Job
Answer with a number only: how many lines of the data contain "环保过滤箱"?

Material provided
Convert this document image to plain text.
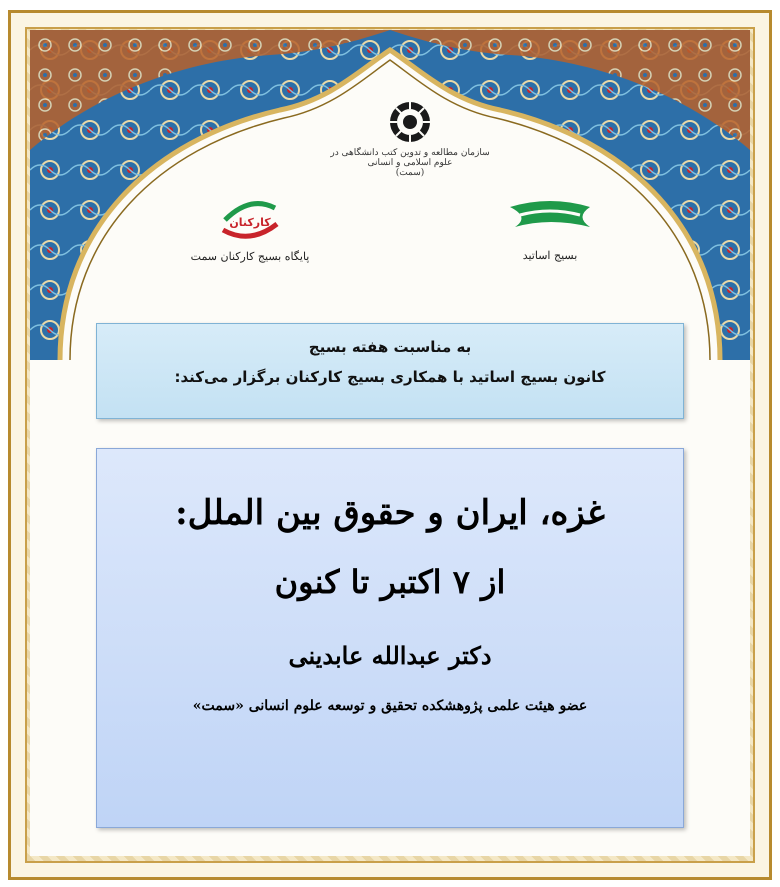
سازمان مطالعه و تدوین کتب دانشگاهی در علوم اسلامی و انسانی
(سمت)
کارکنان
پایگاه بسیج کارکنان سمت	بسیج اساتید
به مناسبت هفته بسیج
کانون بسیج اساتید با همکاری بسیج کارکنان برگزار می‌کند:
غزه، ایران و حقوق بین الملل:
از ۷ اکتبر تا کنون
دکتر عبدالله عابدینی
عضو هیئت علمی پژوهشکده تحقیق و توسعه علوم انسانی «سمت»
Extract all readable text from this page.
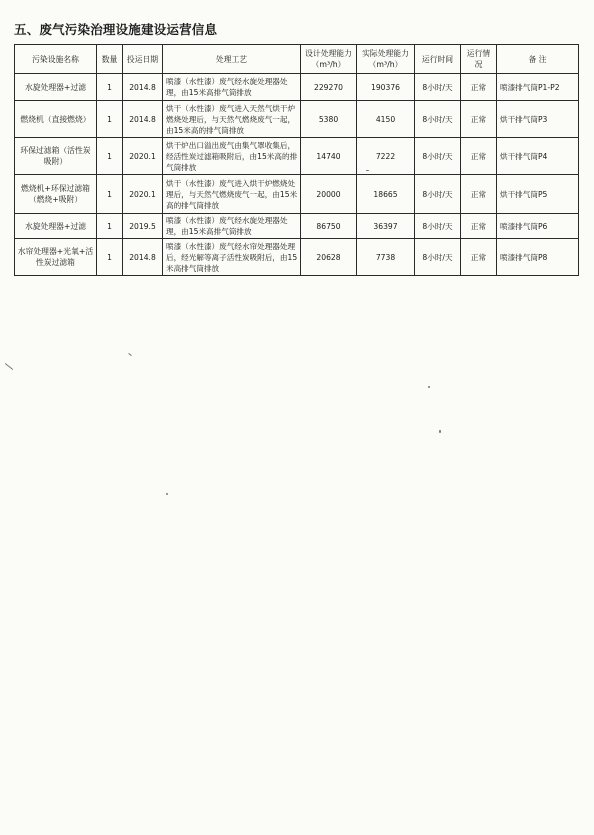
五、废气污染治理设施建设运营信息
污染设施名称	数量	投运日期	处理工艺	设计处理能力（m³/h）	实际处理能力（m³/h）	运行时间	运行情况	备 注
水旋处理器+过滤	1	2014.8	喷漆（水性漆）废气经水旋处理器处理，由15米高排气筒排放	229270	190376	8小时/天	正常	喷漆排气筒P1-P2
燃烧机（直接燃烧）	1	2014.8	烘干（水性漆）废气进入天然气烘干炉燃烧处理后，与天然气燃烧废气一起，由15米高的排气筒排放	5380	4150	8小时/天	正常	烘干排气筒P3
环保过滤箱（活性炭吸附）	1	2020.1	烘干炉出口溢出废气由集气罩收集后，经活性炭过滤箱吸附后，由15米高的排气筒排放	14740	7222	8小时/天	正常	烘干排气筒P4
燃烧机+环保过滤箱（燃烧+吸附）	1	2020.1	烘干（水性漆）废气进入烘干炉燃烧处理后，与天然气燃烧废气一起，由15米高的排气筒排放	20000	18665	8小时/天	正常	烘干排气筒P5
水旋处理器+过滤	1	2019.5	喷漆（水性漆）废气经水旋处理器处理，由15米高排气筒排放	86750	36397	8小时/天	正常	喷漆排气筒P6
水帘处理器+光氧+活性炭过滤箱	1	2014.8	喷漆（水性漆）废气经水帘处理器处理后，经光解等离子活性炭吸附后，由15米高排气筒排放	20628	7738	8小时/天	正常	喷漆排气筒P8
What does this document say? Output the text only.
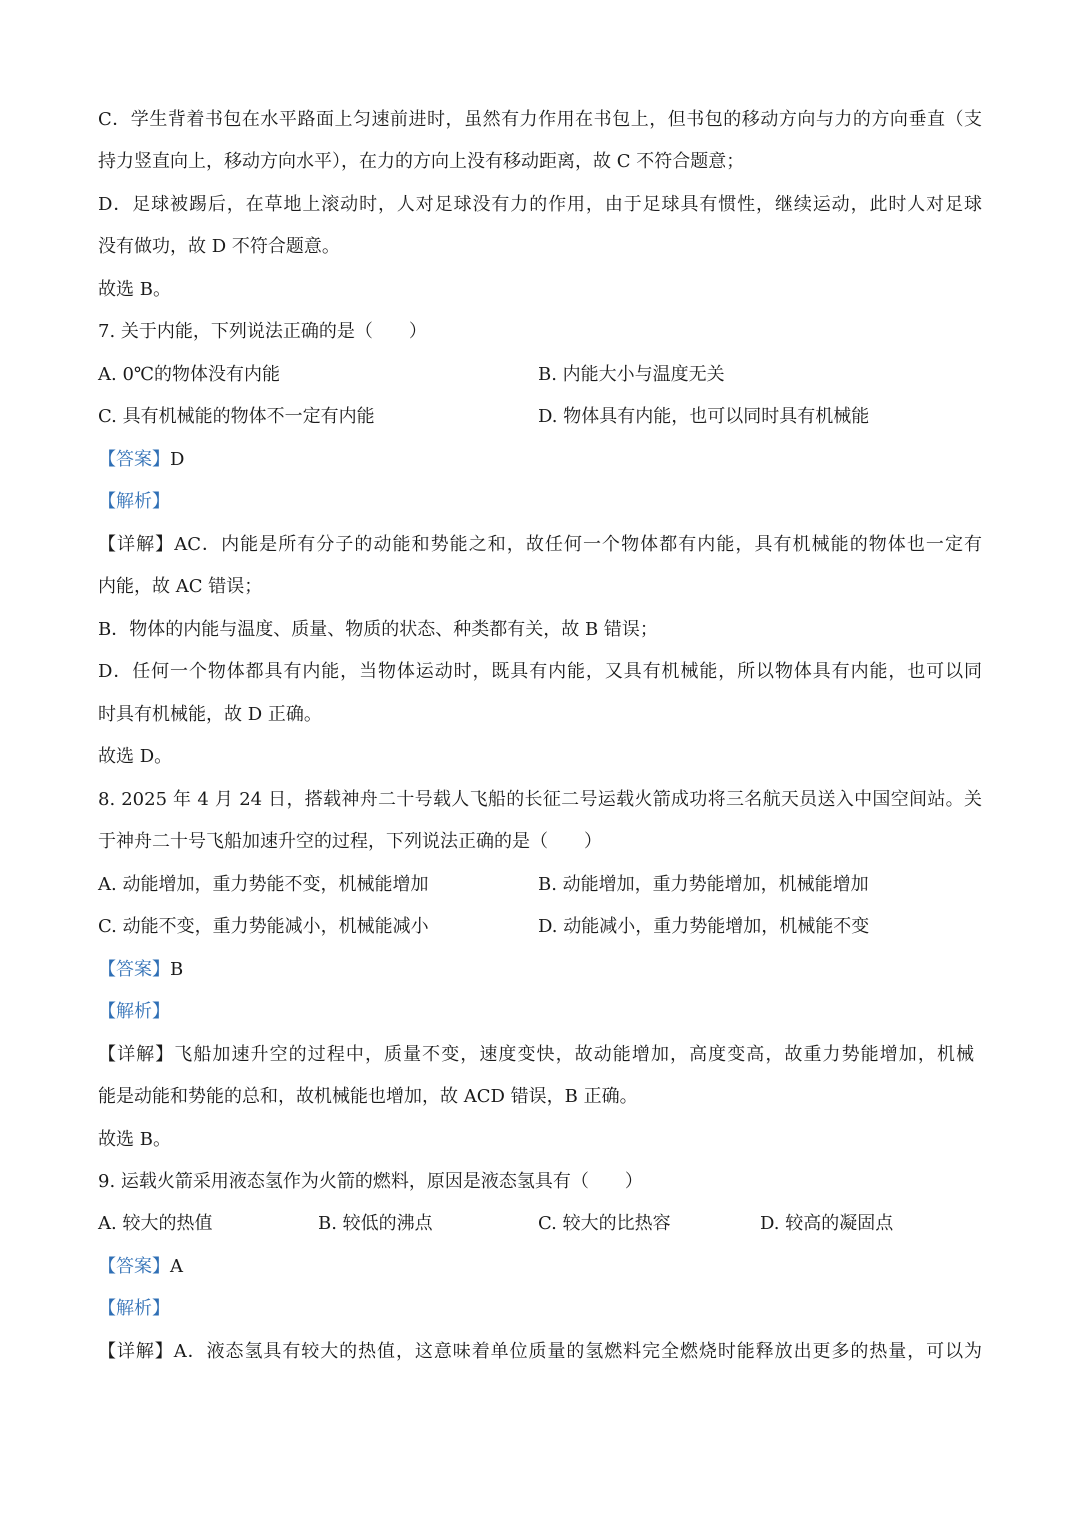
C．学生背着书包在水平路面上匀速前进时，虽然有力作用在书包上，但书包的移动方向与力的方向垂直（支
持力竖直向上，移动方向水平），在力的方向上没有移动距离，故 C 不符合题意；
D．足球被踢后，在草地上滚动时，人对足球没有力的作用，由于足球具有惯性，继续运动，此时人对足球
没有做功，故 D 不符合题意。
故选 B。
7. 关于内能，下列说法正确的是（　　）
A. 0℃的物体没有内能	B. 内能大小与温度无关
C. 具有机械能的物体不一定有内能	D. 物体具有内能，也可以同时具有机械能
【答案】D
【解析】
【详解】AC．内能是所有分子的动能和势能之和，故任何一个物体都有内能，具有机械能的物体也一定有
内能，故 AC 错误；
B．物体的内能与温度、质量、物质的状态、种类都有关，故 B 错误；
D．任何一个物体都具有内能，当物体运动时，既具有内能，又具有机械能，所以物体具有内能，也可以同
时具有机械能，故 D 正确。
故选 D。
8. 2025 年 4 月 24 日，搭载神舟二十号载人飞船的长征二号运载火箭成功将三名航天员送入中国空间站。关
于神舟二十号飞船加速升空的过程，下列说法正确的是（　　）
A. 动能增加，重力势能不变，机械能增加	B. 动能增加，重力势能增加，机械能增加
C. 动能不变，重力势能减小，机械能减小	D. 动能减小，重力势能增加，机械能不变
【答案】B
【解析】
【详解】飞船加速升空的过程中，质量不变，速度变快，故动能增加，高度变高，故重力势能增加，机械
能是动能和势能的总和，故机械能也增加，故 ACD 错误，B 正确。
故选 B。
9. 运载火箭采用液态氢作为火箭的燃料，原因是液态氢具有（　　）
A. 较大的热值	B. 较低的沸点	C. 较大的比热容	D. 较高的凝固点
【答案】A
【解析】
【详解】A．液态氢具有较大的热值，这意味着单位质量的氢燃料完全燃烧时能释放出更多的热量，可以为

Correct output
2